### Problem to work on
Give the listing again character for character, but drop the images.

START Exercise material

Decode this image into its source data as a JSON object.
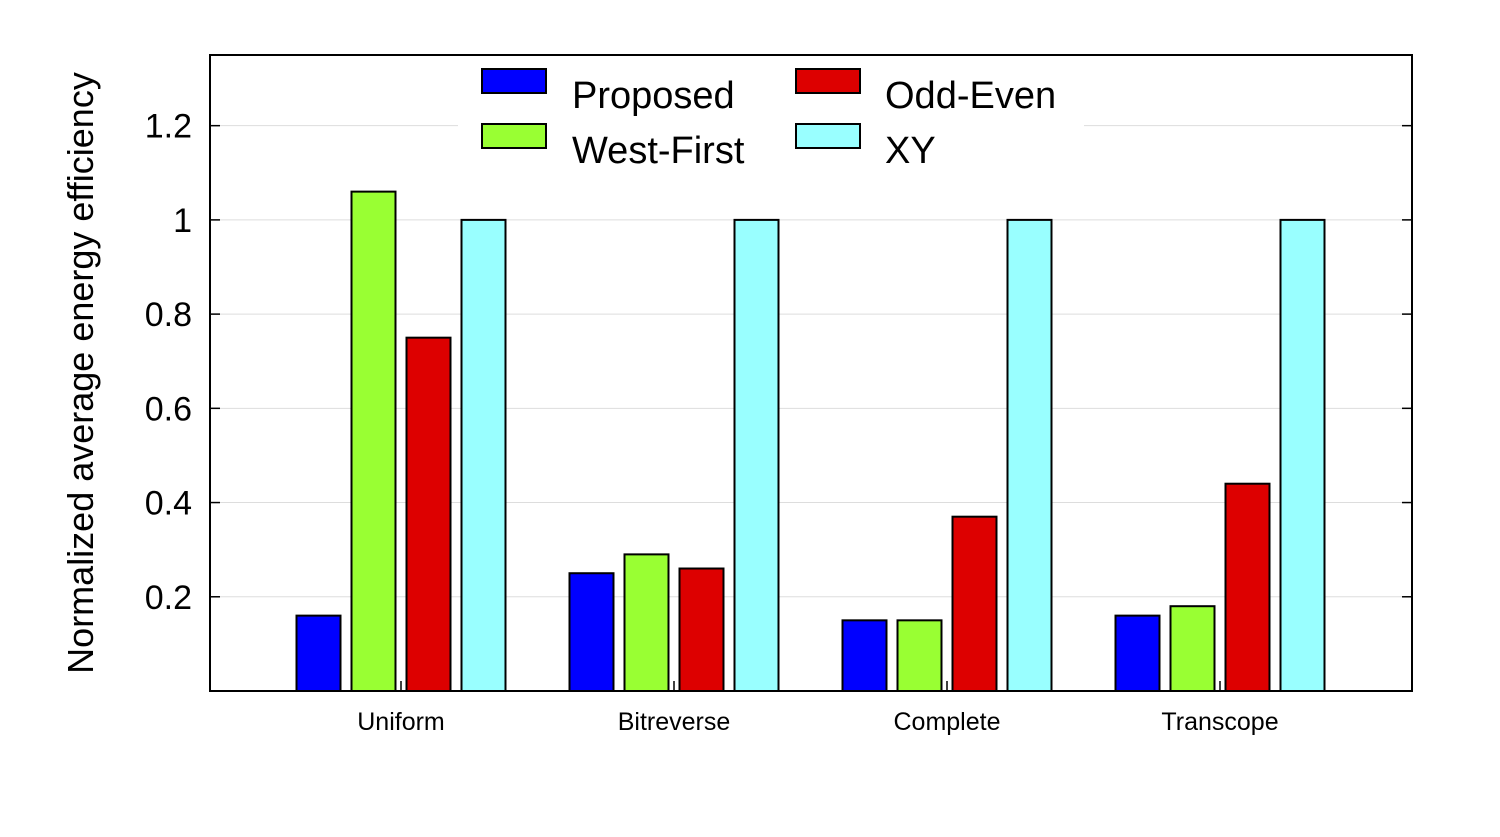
{
  "chart_data": {
    "type": "bar",
    "title": "",
    "xlabel": "",
    "ylabel": "Normalized average energy efficiency",
    "categories": [
      "Uniform",
      "Bitreverse",
      "Complete",
      "Transcope"
    ],
    "series": [
      {
        "name": "Proposed",
        "color": "#0000ff",
        "values": [
          0.16,
          0.25,
          0.15,
          0.16
        ]
      },
      {
        "name": "West-First",
        "color": "#99ff33",
        "values": [
          1.06,
          0.29,
          0.15,
          0.18
        ]
      },
      {
        "name": "Odd-Even",
        "color": "#dd0000",
        "values": [
          0.75,
          0.26,
          0.37,
          0.44
        ]
      },
      {
        "name": "XY",
        "color": "#99ffff",
        "values": [
          1.0,
          1.0,
          1.0,
          1.0
        ]
      }
    ],
    "ylim": [
      0,
      1.35
    ],
    "yticks": [
      0.2,
      0.4,
      0.6,
      0.8,
      1,
      1.2
    ],
    "ytick_labels": [
      "0.2",
      "0.4",
      "0.6",
      "0.8",
      "1",
      "1.2"
    ],
    "grid": true,
    "legend_position": "top-center"
  }
}
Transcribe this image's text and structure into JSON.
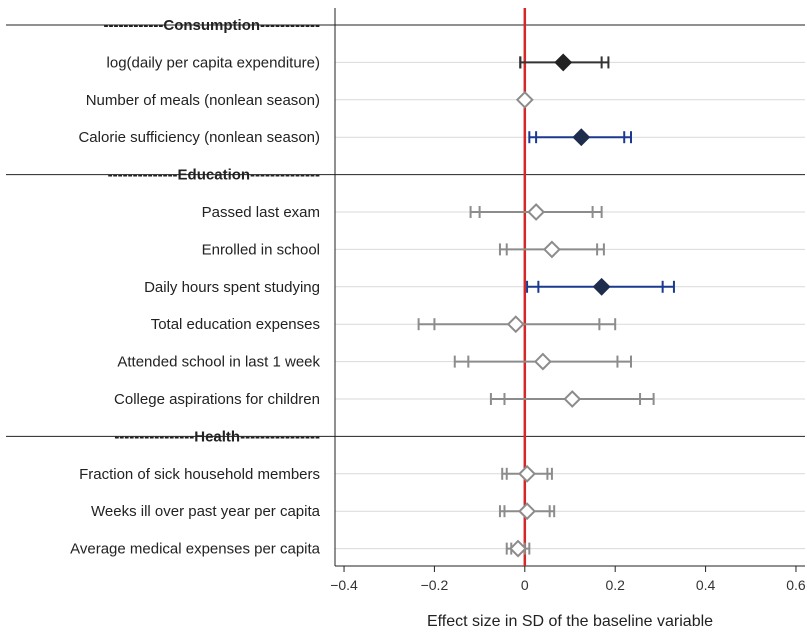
{
  "chart_data": {
    "type": "forest",
    "xlabel": "Effect size in SD of the baseline variable",
    "xlim": [
      -0.42,
      0.62
    ],
    "xticks": [
      -0.4,
      -0.2,
      0,
      0.2,
      0.4,
      0.6
    ],
    "xtick_labels": [
      "−0.4",
      "−0.2",
      "0",
      "0.2",
      "0.4",
      "0.6"
    ],
    "reference_line": {
      "x": 0,
      "color": "#d62728"
    },
    "colors": {
      "significant_90": "#333333",
      "significant_95": "#1a3a8f",
      "not_significant": "#8c8c8c"
    },
    "rows": [
      {
        "kind": "section",
        "label": "------------Consumption------------"
      },
      {
        "kind": "item",
        "label": "log(daily per capita expenditure)",
        "estimate": 0.085,
        "ci90": [
          -0.01,
          0.17
        ],
        "ci95": [
          -0.01,
          0.185
        ],
        "style": "significant_90"
      },
      {
        "kind": "item",
        "label": "Number of meals (nonlean season)",
        "estimate": 0.0,
        "ci90": [
          0.0,
          0.0
        ],
        "ci95": [
          0.0,
          0.0
        ],
        "style": "not_significant"
      },
      {
        "kind": "item",
        "label": "Calorie sufficiency (nonlean season)",
        "estimate": 0.125,
        "ci90": [
          0.025,
          0.22
        ],
        "ci95": [
          0.01,
          0.235
        ],
        "style": "significant_95"
      },
      {
        "kind": "section",
        "label": "--------------Education--------------"
      },
      {
        "kind": "item",
        "label": "Passed last exam",
        "estimate": 0.025,
        "ci90": [
          -0.1,
          0.15
        ],
        "ci95": [
          -0.12,
          0.17
        ],
        "style": "not_significant"
      },
      {
        "kind": "item",
        "label": "Enrolled in school",
        "estimate": 0.06,
        "ci90": [
          -0.04,
          0.16
        ],
        "ci95": [
          -0.055,
          0.175
        ],
        "style": "not_significant"
      },
      {
        "kind": "item",
        "label": "Daily hours spent studying",
        "estimate": 0.17,
        "ci90": [
          0.03,
          0.305
        ],
        "ci95": [
          0.005,
          0.33
        ],
        "style": "significant_95"
      },
      {
        "kind": "item",
        "label": "Total education expenses",
        "estimate": -0.02,
        "ci90": [
          -0.2,
          0.165
        ],
        "ci95": [
          -0.235,
          0.2
        ],
        "style": "not_significant"
      },
      {
        "kind": "item",
        "label": "Attended school in last 1 week",
        "estimate": 0.04,
        "ci90": [
          -0.125,
          0.205
        ],
        "ci95": [
          -0.155,
          0.235
        ],
        "style": "not_significant"
      },
      {
        "kind": "item",
        "label": "College aspirations for children",
        "estimate": 0.105,
        "ci90": [
          -0.045,
          0.255
        ],
        "ci95": [
          -0.075,
          0.285
        ],
        "style": "not_significant"
      },
      {
        "kind": "section",
        "label": "----------------Health----------------"
      },
      {
        "kind": "item",
        "label": "Fraction of sick household members",
        "estimate": 0.005,
        "ci90": [
          -0.04,
          0.05
        ],
        "ci95": [
          -0.05,
          0.06
        ],
        "style": "not_significant"
      },
      {
        "kind": "item",
        "label": "Weeks ill over past year per capita",
        "estimate": 0.005,
        "ci90": [
          -0.045,
          0.055
        ],
        "ci95": [
          -0.055,
          0.065
        ],
        "style": "not_significant"
      },
      {
        "kind": "item",
        "label": "Average medical expenses per capita",
        "estimate": -0.015,
        "ci90": [
          -0.03,
          0.0
        ],
        "ci95": [
          -0.04,
          0.01
        ],
        "style": "not_significant"
      }
    ]
  }
}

END Exercise material

### Correct result
Decode this image into its source data as a JSON object.
{
  "chart_data": {
    "type": "bar",
    "title": "",
    "xlabel": "",
    "ylabel": "Normalized average energy efficiency",
    "categories": [
      "Uniform",
      "Bitreverse",
      "Complete",
      "Transcope"
    ],
    "series": [
      {
        "name": "Proposed",
        "color": "#0000ff",
        "values": [
          0.16,
          0.25,
          0.15,
          0.16
        ]
      },
      {
        "name": "West-First",
        "color": "#99ff33",
        "values": [
          1.06,
          0.29,
          0.15,
          0.18
        ]
      },
      {
        "name": "Odd-Even",
        "color": "#dd0000",
        "values": [
          0.75,
          0.26,
          0.37,
          0.44
        ]
      },
      {
        "name": "XY",
        "color": "#99ffff",
        "values": [
          1.0,
          1.0,
          1.0,
          1.0
        ]
      }
    ],
    "ylim": [
      0,
      1.35
    ],
    "yticks": [
      0.2,
      0.4,
      0.6,
      0.8,
      1,
      1.2
    ],
    "ytick_labels": [
      "0.2",
      "0.4",
      "0.6",
      "0.8",
      "1",
      "1.2"
    ],
    "grid": true,
    "legend_position": "top-center"
  }
}
Transcribe this image's text and structure into JSON.
{
  "chart_data": {
    "type": "forest",
    "xlabel": "Effect size in SD of the baseline variable",
    "xlim": [
      -0.42,
      0.62
    ],
    "xticks": [
      -0.4,
      -0.2,
      0,
      0.2,
      0.4,
      0.6
    ],
    "xtick_labels": [
      "−0.4",
      "−0.2",
      "0",
      "0.2",
      "0.4",
      "0.6"
    ],
    "reference_line": {
      "x": 0,
      "color": "#d62728"
    },
    "colors": {
      "significant_90": "#333333",
      "significant_95": "#1a3a8f",
      "not_significant": "#8c8c8c"
    },
    "rows": [
      {
        "kind": "section",
        "label": "------------Consumption------------"
      },
      {
        "kind": "item",
        "label": "log(daily per capita expenditure)",
        "estimate": 0.085,
        "ci90": [
          -0.01,
          0.17
        ],
        "ci95": [
          -0.01,
          0.185
        ],
        "style": "significant_90"
      },
      {
        "kind": "item",
        "label": "Number of meals (nonlean season)",
        "estimate": 0.0,
        "ci90": [
          0.0,
          0.0
        ],
        "ci95": [
          0.0,
          0.0
        ],
        "style": "not_significant"
      },
      {
        "kind": "item",
        "label": "Calorie sufficiency (nonlean season)",
        "estimate": 0.125,
        "ci90": [
          0.025,
          0.22
        ],
        "ci95": [
          0.01,
          0.235
        ],
        "style": "significant_95"
      },
      {
        "kind": "section",
        "label": "--------------Education--------------"
      },
      {
        "kind": "item",
        "label": "Passed last exam",
        "estimate": 0.025,
        "ci90": [
          -0.1,
          0.15
        ],
        "ci95": [
          -0.12,
          0.17
        ],
        "style": "not_significant"
      },
      {
        "kind": "item",
        "label": "Enrolled in school",
        "estimate": 0.06,
        "ci90": [
          -0.04,
          0.16
        ],
        "ci95": [
          -0.055,
          0.175
        ],
        "style": "not_significant"
      },
      {
        "kind": "item",
        "label": "Daily hours spent studying",
        "estimate": 0.17,
        "ci90": [
          0.03,
          0.305
        ],
        "ci95": [
          0.005,
          0.33
        ],
        "style": "significant_95"
      },
      {
        "kind": "item",
        "label": "Total education expenses",
        "estimate": -0.02,
        "ci90": [
          -0.2,
          0.165
        ],
        "ci95": [
          -0.235,
          0.2
        ],
        "style": "not_significant"
      },
      {
        "kind": "item",
        "label": "Attended school in last 1 week",
        "estimate": 0.04,
        "ci90": [
          -0.125,
          0.205
        ],
        "ci95": [
          -0.155,
          0.235
        ],
        "style": "not_significant"
      },
      {
        "kind": "item",
        "label": "College aspirations for children",
        "estimate": 0.105,
        "ci90": [
          -0.045,
          0.255
        ],
        "ci95": [
          -0.075,
          0.285
        ],
        "style": "not_significant"
      },
      {
        "kind": "section",
        "label": "----------------Health----------------"
      },
      {
        "kind": "item",
        "label": "Fraction of sick household members",
        "estimate": 0.005,
        "ci90": [
          -0.04,
          0.05
        ],
        "ci95": [
          -0.05,
          0.06
        ],
        "style": "not_significant"
      },
      {
        "kind": "item",
        "label": "Weeks ill over past year per capita",
        "estimate": 0.005,
        "ci90": [
          -0.045,
          0.055
        ],
        "ci95": [
          -0.055,
          0.065
        ],
        "style": "not_significant"
      },
      {
        "kind": "item",
        "label": "Average medical expenses per capita",
        "estimate": -0.015,
        "ci90": [
          -0.03,
          0.0
        ],
        "ci95": [
          -0.04,
          0.01
        ],
        "style": "not_significant"
      }
    ]
  }
}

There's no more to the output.